/---

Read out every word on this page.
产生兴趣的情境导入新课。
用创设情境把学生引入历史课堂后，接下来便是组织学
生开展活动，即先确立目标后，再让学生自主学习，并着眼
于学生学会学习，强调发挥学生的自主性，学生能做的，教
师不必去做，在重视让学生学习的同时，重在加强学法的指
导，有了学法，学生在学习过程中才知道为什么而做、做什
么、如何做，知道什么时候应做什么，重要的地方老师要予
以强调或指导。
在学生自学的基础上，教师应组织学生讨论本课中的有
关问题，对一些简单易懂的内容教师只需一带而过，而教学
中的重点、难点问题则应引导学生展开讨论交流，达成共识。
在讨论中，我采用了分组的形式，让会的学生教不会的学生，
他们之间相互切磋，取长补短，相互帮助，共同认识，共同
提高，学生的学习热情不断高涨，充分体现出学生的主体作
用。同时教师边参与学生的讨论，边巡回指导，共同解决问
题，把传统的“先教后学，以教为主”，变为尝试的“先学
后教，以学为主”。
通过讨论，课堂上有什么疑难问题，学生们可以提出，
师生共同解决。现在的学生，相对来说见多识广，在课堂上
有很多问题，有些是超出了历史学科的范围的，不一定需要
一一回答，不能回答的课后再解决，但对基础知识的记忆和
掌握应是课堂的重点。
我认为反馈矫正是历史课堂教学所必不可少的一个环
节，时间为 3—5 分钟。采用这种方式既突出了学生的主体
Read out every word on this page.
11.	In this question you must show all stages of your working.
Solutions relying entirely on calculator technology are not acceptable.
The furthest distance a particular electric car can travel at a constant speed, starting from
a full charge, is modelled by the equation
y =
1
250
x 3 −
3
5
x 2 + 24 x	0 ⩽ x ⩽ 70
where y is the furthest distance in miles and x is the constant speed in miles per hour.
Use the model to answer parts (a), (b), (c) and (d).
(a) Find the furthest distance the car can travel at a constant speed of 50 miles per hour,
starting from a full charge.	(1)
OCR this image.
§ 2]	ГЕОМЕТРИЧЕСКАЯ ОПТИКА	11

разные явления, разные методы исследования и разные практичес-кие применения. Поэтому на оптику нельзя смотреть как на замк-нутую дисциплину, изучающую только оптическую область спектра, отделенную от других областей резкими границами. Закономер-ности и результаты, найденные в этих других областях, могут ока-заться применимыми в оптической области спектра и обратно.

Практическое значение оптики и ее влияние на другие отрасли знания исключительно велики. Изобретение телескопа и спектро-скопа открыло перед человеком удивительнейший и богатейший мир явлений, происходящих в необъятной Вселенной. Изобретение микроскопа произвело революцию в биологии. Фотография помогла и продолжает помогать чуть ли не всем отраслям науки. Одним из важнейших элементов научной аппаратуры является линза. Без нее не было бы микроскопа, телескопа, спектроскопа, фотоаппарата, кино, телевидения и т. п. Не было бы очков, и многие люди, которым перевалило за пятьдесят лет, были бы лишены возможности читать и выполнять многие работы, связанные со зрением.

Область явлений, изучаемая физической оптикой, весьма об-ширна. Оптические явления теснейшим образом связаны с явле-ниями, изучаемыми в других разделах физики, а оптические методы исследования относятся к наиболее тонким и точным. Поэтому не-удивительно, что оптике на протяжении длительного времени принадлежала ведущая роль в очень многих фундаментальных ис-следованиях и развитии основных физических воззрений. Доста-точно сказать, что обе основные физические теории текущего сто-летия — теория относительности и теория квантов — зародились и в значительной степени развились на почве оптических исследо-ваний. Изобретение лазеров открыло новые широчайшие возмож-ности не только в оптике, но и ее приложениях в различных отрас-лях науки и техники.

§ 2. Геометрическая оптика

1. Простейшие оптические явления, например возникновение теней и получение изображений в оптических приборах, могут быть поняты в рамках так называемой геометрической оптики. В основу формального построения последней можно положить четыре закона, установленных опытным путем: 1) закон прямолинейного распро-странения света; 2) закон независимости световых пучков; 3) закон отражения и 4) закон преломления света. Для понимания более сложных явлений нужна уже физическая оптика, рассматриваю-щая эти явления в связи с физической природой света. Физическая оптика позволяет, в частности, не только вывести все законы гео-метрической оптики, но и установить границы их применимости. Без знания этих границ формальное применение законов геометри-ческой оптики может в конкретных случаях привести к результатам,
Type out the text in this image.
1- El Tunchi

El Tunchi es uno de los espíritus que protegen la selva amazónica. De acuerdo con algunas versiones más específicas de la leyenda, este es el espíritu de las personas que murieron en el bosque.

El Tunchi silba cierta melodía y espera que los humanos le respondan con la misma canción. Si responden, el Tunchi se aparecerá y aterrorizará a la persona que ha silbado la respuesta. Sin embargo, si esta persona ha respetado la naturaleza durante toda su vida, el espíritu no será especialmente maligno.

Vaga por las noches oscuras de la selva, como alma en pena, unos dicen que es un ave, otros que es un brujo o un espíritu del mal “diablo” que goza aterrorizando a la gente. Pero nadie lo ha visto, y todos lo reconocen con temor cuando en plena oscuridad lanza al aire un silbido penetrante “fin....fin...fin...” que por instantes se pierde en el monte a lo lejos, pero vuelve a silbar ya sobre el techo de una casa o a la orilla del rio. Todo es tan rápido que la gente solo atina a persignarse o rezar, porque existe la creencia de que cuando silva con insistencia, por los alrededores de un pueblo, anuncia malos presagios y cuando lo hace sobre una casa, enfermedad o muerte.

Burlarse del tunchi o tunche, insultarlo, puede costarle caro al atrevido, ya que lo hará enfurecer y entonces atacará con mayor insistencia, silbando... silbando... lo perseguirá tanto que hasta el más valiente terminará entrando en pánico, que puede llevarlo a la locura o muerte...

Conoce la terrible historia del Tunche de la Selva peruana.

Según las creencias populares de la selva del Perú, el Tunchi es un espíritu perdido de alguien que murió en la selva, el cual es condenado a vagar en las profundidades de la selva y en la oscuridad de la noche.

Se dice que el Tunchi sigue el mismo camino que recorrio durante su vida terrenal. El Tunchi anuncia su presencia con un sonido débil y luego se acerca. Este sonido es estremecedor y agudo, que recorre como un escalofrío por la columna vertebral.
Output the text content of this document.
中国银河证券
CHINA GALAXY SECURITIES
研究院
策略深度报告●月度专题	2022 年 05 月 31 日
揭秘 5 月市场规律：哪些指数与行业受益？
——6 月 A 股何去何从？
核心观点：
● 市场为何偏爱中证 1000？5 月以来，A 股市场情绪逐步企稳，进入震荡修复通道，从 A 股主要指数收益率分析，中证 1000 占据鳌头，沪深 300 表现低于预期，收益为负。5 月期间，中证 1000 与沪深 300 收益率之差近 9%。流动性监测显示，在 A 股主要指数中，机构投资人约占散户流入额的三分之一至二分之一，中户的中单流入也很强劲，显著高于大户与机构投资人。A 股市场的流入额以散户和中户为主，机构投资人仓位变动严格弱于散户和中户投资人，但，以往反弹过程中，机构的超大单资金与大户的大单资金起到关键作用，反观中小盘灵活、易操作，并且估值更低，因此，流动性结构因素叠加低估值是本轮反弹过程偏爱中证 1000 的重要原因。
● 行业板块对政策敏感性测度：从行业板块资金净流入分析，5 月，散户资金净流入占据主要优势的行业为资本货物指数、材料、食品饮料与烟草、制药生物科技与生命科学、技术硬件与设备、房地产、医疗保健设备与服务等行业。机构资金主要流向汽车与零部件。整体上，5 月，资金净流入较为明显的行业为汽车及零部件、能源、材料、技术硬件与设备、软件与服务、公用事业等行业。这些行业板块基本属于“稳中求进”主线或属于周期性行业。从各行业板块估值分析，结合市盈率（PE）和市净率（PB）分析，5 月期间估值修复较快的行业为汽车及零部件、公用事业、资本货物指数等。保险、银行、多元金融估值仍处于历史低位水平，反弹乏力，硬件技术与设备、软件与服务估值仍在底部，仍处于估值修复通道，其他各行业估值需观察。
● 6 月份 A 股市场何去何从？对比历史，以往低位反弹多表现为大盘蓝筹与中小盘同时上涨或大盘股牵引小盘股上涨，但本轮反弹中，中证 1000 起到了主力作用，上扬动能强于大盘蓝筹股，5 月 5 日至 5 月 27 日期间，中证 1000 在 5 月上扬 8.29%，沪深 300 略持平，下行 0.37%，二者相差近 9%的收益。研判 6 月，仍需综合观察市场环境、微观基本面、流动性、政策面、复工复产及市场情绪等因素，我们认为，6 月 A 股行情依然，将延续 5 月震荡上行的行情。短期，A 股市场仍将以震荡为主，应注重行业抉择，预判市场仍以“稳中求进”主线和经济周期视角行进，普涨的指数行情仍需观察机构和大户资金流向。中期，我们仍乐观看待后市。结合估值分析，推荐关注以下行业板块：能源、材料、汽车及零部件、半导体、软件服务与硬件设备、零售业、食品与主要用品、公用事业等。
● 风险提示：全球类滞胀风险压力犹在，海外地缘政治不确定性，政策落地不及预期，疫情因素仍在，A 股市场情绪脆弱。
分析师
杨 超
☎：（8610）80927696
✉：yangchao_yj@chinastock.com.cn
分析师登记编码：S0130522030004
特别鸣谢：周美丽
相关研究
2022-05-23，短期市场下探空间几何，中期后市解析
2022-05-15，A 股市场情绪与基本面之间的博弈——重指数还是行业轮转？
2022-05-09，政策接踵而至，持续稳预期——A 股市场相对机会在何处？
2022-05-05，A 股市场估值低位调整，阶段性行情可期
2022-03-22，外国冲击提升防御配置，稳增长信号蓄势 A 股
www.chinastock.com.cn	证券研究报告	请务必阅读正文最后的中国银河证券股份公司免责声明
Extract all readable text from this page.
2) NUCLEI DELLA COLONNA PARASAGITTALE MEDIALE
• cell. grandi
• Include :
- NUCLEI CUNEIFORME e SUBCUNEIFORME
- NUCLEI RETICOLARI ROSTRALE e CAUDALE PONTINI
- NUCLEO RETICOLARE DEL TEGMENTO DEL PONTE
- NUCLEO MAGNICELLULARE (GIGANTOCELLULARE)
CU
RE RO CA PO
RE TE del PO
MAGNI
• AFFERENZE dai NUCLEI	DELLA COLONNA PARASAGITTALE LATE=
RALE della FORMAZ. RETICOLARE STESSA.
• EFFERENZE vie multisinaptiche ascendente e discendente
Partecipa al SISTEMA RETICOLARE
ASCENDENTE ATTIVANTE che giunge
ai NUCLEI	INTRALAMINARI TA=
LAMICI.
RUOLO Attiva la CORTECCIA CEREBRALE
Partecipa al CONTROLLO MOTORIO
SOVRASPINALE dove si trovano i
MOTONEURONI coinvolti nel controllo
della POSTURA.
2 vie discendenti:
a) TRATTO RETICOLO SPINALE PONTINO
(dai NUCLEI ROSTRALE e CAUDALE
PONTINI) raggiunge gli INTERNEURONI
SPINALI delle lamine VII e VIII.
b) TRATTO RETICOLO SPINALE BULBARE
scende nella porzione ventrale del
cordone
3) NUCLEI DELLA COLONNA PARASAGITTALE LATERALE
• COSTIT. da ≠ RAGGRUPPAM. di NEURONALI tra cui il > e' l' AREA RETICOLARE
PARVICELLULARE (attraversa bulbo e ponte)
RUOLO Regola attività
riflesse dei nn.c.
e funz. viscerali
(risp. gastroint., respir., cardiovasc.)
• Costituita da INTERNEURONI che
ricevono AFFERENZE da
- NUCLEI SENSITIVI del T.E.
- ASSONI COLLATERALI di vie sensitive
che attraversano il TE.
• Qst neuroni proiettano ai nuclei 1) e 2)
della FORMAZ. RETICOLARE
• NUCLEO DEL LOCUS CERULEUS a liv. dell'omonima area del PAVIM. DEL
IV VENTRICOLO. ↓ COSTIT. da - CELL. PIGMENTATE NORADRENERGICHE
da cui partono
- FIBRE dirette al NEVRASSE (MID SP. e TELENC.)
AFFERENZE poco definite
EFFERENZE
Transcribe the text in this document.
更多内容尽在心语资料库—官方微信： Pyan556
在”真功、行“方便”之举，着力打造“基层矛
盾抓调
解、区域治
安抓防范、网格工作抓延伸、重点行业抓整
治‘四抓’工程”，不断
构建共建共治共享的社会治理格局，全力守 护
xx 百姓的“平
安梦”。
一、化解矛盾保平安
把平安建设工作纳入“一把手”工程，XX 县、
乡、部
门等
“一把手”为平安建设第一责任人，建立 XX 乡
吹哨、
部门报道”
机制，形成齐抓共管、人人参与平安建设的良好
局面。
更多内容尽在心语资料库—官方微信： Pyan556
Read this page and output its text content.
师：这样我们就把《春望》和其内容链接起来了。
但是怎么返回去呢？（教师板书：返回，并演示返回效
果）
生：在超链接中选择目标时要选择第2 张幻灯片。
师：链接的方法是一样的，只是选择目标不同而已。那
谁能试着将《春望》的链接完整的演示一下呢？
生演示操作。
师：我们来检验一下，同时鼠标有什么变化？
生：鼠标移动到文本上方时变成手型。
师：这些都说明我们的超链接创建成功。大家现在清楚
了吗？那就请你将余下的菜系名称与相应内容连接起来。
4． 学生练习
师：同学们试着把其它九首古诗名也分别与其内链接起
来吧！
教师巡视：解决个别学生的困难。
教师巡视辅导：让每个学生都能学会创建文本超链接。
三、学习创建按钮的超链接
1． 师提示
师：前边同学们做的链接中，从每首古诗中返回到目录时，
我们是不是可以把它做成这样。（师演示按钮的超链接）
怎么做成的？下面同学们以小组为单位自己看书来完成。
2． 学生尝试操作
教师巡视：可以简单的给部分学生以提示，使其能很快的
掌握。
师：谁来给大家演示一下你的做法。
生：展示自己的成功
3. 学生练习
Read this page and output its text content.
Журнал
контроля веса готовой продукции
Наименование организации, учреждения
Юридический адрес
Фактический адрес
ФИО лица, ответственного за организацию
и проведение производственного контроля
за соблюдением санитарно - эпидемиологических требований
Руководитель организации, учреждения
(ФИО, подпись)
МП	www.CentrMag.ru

\---

Work required: Copy out every line that includes the word "INTERNEURONI".

Completed task:
PONTINI) raggiunge gli INTERNEURONI
• Costituita da INTERNEURONI che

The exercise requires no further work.